▸ **AIM**
Return every line of the data below that includes the string "name".

▸ **THE DATA**
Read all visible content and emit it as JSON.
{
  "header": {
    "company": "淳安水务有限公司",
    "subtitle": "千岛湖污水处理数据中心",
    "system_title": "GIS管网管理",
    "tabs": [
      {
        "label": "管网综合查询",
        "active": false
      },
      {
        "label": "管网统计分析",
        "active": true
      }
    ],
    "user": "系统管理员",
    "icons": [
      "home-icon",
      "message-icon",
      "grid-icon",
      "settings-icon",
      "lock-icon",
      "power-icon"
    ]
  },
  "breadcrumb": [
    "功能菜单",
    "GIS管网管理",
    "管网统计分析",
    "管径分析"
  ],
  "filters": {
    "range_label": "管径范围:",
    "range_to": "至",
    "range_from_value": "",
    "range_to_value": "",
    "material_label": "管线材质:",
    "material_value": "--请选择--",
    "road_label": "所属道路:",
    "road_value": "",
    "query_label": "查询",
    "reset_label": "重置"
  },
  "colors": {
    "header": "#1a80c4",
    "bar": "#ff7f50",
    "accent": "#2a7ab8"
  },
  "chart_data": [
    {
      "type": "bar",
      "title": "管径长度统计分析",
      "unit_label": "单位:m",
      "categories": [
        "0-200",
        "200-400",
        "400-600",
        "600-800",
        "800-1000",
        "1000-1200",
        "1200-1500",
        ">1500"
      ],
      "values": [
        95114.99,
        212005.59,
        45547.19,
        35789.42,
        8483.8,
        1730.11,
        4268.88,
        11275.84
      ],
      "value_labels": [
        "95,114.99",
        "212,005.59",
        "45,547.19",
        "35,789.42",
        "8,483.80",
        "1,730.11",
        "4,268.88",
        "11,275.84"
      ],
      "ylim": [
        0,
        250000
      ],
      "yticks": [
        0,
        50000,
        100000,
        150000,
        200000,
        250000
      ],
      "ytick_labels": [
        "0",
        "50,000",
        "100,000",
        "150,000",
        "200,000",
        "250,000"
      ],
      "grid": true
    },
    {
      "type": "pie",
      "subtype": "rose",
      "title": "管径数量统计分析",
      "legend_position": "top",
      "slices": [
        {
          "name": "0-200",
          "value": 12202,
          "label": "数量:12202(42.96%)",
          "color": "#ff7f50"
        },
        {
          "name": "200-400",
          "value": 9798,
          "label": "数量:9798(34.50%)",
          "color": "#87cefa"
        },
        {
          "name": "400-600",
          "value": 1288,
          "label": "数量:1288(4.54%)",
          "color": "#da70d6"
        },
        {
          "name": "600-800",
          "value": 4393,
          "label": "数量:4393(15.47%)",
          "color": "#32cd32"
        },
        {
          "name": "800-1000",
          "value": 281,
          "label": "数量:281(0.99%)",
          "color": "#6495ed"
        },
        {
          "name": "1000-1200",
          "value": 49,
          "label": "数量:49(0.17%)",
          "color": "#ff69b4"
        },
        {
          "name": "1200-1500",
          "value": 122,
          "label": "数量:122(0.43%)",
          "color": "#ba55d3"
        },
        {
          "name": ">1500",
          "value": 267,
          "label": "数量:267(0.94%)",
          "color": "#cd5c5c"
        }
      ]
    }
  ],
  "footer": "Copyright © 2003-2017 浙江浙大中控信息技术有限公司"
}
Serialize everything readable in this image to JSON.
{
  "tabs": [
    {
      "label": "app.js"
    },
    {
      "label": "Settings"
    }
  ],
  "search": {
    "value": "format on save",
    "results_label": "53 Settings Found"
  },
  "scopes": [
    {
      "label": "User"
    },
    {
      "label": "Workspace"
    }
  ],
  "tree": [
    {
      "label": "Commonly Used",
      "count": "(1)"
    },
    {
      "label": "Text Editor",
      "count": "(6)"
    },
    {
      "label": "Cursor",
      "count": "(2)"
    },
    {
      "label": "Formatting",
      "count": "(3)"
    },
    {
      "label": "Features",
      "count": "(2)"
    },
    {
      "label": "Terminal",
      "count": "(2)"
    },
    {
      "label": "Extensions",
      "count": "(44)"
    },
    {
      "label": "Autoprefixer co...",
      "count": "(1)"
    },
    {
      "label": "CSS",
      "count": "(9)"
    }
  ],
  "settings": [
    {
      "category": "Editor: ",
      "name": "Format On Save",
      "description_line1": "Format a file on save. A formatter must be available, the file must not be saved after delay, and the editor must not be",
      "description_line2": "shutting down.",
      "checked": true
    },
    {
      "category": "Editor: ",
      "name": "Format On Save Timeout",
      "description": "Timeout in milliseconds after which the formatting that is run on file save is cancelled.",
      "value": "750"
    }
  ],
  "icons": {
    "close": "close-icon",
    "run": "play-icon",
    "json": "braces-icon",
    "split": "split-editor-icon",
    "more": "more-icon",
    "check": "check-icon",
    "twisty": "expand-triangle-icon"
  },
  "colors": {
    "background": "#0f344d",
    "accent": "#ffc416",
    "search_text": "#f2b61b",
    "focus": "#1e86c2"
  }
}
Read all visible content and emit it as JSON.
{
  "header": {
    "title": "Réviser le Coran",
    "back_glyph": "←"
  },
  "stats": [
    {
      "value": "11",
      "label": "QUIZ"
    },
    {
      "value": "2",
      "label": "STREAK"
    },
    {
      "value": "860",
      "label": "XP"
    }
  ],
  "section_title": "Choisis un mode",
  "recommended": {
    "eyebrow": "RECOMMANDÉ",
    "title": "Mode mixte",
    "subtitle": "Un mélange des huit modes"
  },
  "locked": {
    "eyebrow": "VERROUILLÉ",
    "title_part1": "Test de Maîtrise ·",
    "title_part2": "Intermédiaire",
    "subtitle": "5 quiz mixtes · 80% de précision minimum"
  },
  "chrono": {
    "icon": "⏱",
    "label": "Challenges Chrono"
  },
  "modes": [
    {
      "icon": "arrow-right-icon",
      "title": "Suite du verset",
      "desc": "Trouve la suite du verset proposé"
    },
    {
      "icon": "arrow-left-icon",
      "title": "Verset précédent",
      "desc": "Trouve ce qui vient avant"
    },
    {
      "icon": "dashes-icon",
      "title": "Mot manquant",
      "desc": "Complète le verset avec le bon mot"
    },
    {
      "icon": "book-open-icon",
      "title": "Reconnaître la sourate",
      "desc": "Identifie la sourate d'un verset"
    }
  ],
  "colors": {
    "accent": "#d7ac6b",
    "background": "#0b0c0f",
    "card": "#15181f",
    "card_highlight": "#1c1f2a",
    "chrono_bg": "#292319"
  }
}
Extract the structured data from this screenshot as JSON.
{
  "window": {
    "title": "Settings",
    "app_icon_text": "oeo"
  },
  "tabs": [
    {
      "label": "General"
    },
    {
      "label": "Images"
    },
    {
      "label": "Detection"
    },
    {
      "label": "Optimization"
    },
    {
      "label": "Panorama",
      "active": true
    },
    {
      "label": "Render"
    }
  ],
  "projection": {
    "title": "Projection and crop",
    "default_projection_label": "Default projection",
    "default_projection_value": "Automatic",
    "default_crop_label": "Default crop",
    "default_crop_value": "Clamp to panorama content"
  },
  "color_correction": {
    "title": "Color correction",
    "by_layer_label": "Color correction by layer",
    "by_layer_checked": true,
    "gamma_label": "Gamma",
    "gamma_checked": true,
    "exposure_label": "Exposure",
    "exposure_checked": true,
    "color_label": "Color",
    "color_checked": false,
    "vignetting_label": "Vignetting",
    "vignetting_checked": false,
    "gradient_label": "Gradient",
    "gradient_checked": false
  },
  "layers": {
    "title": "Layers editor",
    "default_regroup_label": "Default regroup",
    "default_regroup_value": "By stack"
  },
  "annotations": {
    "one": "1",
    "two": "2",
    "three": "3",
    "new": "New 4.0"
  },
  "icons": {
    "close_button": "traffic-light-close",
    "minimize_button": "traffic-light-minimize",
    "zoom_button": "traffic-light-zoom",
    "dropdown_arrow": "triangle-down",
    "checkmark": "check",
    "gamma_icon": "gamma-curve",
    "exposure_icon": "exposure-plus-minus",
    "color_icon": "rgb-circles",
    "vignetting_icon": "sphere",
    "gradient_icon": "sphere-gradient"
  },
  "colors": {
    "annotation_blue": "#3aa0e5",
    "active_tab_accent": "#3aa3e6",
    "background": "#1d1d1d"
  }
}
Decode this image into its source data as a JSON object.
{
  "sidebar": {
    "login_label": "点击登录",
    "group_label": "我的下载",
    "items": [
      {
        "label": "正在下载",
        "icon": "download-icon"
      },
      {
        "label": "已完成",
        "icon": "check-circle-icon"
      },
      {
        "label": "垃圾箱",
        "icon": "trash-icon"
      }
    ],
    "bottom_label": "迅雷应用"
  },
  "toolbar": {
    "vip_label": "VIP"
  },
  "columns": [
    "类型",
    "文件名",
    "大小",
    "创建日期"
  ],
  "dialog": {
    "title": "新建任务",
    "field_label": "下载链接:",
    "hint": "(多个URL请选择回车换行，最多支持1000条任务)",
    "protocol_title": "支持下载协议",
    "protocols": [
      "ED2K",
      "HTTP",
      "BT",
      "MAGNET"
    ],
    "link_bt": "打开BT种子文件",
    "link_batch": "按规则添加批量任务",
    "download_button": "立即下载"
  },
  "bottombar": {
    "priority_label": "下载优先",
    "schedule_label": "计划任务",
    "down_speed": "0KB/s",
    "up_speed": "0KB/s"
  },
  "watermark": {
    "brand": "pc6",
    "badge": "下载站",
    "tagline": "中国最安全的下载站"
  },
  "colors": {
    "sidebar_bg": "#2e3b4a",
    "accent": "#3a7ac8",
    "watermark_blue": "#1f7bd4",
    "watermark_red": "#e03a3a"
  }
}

▸ **FINAL ANSWER**
          "name": "0-200",
          "name": "200-400",
          "name": "400-600",
          "name": "600-800",
          "name": "800-1000",
          "name": "1000-1200",
          "name": "1200-1500",
          "name": ">1500",
      "name": "Format On Save",
      "name": "Format On Save Timeout",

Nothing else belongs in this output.